## BEGIN

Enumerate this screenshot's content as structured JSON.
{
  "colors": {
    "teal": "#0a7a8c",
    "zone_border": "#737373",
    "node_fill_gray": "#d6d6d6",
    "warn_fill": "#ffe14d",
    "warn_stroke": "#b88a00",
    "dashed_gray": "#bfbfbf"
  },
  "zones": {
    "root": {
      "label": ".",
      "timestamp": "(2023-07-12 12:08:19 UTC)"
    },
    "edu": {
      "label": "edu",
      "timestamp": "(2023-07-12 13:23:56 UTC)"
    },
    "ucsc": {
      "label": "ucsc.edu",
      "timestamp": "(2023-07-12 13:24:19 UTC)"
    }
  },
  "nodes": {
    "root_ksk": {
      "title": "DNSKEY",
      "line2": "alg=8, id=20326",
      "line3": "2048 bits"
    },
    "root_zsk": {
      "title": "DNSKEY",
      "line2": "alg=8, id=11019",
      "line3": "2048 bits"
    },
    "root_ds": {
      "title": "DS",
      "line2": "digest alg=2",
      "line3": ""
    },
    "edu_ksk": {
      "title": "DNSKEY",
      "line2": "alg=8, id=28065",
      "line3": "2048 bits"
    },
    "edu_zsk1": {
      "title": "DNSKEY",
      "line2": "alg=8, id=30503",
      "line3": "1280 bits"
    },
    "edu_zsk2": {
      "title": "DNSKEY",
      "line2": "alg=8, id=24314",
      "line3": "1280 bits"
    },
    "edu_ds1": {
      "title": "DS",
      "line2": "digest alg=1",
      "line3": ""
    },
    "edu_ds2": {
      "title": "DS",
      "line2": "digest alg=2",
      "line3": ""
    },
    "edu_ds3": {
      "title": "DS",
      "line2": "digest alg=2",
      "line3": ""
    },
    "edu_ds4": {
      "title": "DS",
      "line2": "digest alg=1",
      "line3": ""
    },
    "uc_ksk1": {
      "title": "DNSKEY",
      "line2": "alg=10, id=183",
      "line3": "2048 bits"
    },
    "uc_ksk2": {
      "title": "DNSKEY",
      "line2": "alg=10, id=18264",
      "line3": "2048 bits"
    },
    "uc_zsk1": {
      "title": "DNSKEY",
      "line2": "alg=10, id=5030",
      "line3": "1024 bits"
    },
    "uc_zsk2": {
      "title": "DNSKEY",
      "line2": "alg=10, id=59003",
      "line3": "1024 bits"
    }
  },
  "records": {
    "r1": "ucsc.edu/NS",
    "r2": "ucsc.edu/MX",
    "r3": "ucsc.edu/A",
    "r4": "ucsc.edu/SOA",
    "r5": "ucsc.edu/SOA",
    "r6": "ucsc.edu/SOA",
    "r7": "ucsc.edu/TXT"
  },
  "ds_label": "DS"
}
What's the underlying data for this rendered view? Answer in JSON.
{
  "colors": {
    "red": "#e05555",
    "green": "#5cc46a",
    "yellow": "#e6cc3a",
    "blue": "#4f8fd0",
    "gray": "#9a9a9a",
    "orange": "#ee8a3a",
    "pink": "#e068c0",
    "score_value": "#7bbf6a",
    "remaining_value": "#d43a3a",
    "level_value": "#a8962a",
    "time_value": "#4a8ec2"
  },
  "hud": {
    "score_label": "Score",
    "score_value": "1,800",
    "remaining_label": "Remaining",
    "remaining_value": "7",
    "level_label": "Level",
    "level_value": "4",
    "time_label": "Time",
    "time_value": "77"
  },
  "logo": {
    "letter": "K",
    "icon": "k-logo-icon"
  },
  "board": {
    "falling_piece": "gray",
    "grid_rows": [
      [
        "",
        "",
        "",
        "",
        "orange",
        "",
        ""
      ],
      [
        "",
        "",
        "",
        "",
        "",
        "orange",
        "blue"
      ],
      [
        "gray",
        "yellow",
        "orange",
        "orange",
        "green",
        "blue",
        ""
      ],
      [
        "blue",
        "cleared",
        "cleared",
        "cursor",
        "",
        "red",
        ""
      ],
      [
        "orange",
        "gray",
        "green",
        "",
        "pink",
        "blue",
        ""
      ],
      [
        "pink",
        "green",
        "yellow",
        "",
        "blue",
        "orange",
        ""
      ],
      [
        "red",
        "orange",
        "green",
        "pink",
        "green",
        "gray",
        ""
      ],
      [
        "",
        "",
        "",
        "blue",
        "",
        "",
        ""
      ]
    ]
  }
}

## END

EXERCISE OBJECTIVE - In the listing above, find the line containing "What's the underlying", then reproduce it and each line after it through the end, exactly and with nothing added.

CORRECT OUTPUT -
What's the underlying data for this rendered view? Answer in JSON.
{
  "colors": {
    "red": "#e05555",
    "green": "#5cc46a",
    "yellow": "#e6cc3a",
    "blue": "#4f8fd0",
    "gray": "#9a9a9a",
    "orange": "#ee8a3a",
    "pink": "#e068c0",
    "score_value": "#7bbf6a",
    "remaining_value": "#d43a3a",
    "level_value": "#a8962a",
    "time_value": "#4a8ec2"
  },
  "hud": {
    "score_label": "Score",
    "score_value": "1,800",
    "remaining_label": "Remaining",
    "remaining_value": "7",
    "level_label": "Level",
    "level_value": "4",
    "time_label": "Time",
    "time_value": "77"
  },
  "logo": {
    "letter": "K",
    "icon": "k-logo-icon"
  },
  "board": {
    "falling_piece": "gray",
    "grid_rows": [
      [
        "",
        "",
        "",
        "",
        "orange",
        "",
        ""
      ],
      [
        "",
        "",
        "",
        "",
        "",
        "orange",
        "blue"
      ],
      [
        "gray",
        "yellow",
        "orange",
        "orange",
        "green",
        "blue",
        ""
      ],
      [
        "blue",
        "cleared",
        "cleared",
        "cursor",
        "",
        "red",
        ""
      ],
      [
        "orange",
        "gray",
        "green",
        "",
        "pink",
        "blue",
        ""
      ],
      [
        "pink",
        "green",
        "yellow",
        "",
        "blue",
        "orange",
        ""
      ],
      [
        "red",
        "orange",
        "green",
        "pink",
        "green",
        "gray",
        ""
      ],
      [
        "",
        "",
        "",
        "blue",
        "",
        "",
        ""
      ]
    ]
  }
}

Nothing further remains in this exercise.